- _STATED EXERCISE_:
Extract every line that contains the string "battery".

================================

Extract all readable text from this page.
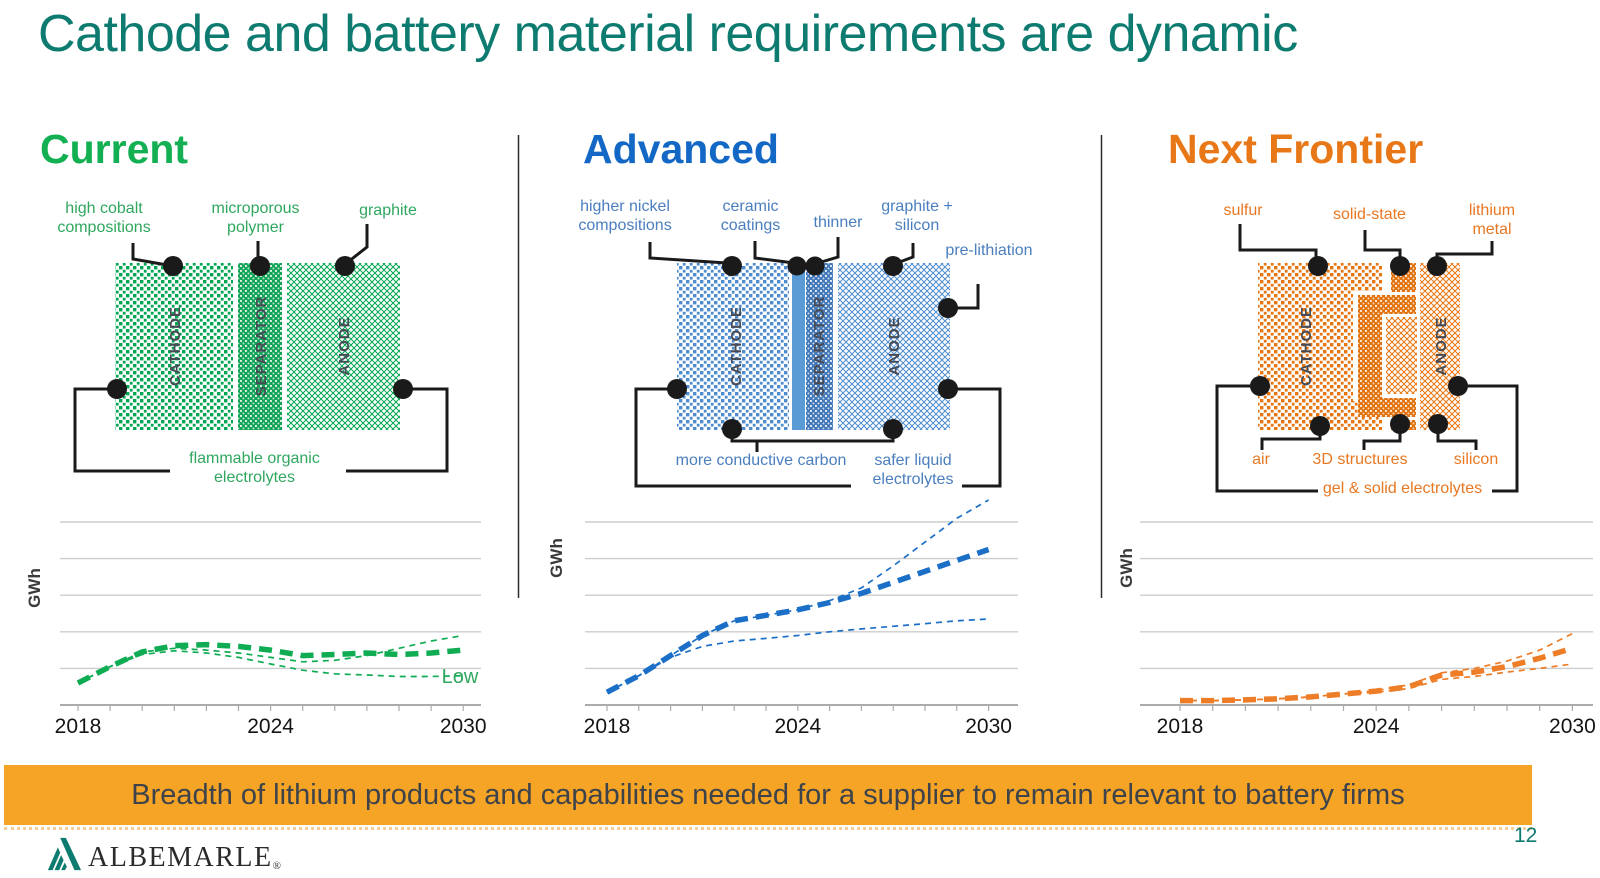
Cathode and battery material requirements are dynamic
Current	Advanced	Next Frontier
high cobalt compositions
microporous polymer
graphite
flammable organic electrolytes
Low
higher nickel compositions
ceramic coatings	thinner
graphite + silicon
pre-lithiation
more conductive carbon	safer liquid electrolytes
sulfur	solid-state	lithium metal
air	3D structures	silicon
gel & solid electrolytes
GWh
GWh	GWh
CATHODE	SEPARATOR	ANODE	CATHODE	SEPARATOR	ANODE	CATHODE	ANODE
2018	2024	2030	2018	2024	2030	2018	2024	2030
Breadth of lithium products and capabilities needed for a supplier to remain relevant to battery firms
$ALBEMARLE_®$
12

================================

- _OUTPUT FOR THIS EXERCISE_:
Cathode and battery material requirements are dynamic
Breadth of lithium products and capabilities needed for a supplier to remain relevant to battery firms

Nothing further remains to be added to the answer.